PROBLEM DETAILS:
Gather from the listing below each line that includes the word "宝塔山村一组", and copy it.

__________________________________________________

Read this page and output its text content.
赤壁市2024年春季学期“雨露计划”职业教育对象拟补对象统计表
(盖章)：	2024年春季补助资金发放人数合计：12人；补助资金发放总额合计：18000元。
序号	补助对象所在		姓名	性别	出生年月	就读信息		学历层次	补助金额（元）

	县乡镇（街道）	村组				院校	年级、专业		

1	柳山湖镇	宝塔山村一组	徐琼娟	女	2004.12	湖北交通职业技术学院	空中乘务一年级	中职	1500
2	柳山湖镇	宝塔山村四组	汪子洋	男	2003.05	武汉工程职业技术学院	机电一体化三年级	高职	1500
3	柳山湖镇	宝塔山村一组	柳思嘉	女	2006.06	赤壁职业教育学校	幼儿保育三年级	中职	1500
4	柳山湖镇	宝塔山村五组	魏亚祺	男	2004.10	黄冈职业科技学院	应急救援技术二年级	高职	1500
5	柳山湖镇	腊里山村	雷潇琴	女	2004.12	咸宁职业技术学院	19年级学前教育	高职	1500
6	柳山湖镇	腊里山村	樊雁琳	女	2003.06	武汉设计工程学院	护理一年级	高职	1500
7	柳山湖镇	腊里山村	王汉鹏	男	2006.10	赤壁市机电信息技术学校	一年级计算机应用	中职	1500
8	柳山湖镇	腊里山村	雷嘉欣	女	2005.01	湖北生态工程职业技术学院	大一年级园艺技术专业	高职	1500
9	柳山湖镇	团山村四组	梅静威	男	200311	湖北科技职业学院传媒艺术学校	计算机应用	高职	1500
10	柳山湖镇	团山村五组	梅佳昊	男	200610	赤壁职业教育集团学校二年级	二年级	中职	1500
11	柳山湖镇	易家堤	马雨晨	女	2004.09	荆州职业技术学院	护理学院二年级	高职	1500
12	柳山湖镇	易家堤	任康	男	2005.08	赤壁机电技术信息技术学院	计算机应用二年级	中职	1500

__________________________________________________

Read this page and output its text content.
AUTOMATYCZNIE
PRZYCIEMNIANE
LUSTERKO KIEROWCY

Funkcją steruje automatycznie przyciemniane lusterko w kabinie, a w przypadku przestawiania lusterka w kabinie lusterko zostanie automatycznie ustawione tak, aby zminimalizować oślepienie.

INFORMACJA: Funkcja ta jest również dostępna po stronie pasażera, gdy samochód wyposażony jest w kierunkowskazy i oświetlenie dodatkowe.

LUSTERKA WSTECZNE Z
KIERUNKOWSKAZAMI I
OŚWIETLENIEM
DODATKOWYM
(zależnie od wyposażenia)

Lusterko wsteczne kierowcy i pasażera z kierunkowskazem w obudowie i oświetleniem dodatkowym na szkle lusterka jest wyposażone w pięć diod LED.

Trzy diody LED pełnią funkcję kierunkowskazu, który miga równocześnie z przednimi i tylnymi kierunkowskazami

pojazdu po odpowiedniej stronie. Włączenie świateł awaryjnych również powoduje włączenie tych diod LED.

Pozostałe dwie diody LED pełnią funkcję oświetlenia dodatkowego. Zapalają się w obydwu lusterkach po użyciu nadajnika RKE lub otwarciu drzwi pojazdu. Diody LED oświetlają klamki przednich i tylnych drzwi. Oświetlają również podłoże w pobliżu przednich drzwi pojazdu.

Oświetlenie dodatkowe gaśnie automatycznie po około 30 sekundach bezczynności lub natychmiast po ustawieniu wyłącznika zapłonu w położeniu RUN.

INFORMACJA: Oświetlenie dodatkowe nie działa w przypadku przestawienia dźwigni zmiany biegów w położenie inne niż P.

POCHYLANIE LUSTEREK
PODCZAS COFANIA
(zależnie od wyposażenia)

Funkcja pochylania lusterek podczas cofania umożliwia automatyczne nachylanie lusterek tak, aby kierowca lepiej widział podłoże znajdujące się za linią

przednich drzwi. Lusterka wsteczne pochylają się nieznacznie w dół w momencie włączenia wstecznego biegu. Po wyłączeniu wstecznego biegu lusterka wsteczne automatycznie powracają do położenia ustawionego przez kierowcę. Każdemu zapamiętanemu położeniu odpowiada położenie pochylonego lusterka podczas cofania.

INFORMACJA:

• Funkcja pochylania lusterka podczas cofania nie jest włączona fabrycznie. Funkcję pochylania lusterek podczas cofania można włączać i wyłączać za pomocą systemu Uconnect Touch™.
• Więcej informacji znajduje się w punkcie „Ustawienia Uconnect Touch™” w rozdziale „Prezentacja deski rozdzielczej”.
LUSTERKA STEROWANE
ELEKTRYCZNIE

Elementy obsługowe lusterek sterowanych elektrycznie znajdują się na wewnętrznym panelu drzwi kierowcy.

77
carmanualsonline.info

__________________________________________________

REPLY TO THE EXERCISE:
1	柳山湖镇	宝塔山村一组	徐琼娟	女	2004.12	湖北交通职业技术学院	空中乘务一年级	中职	1500
3	柳山湖镇	宝塔山村一组	柳思嘉	女	2006.06	赤壁职业教育学校	幼儿保育三年级	中职	1500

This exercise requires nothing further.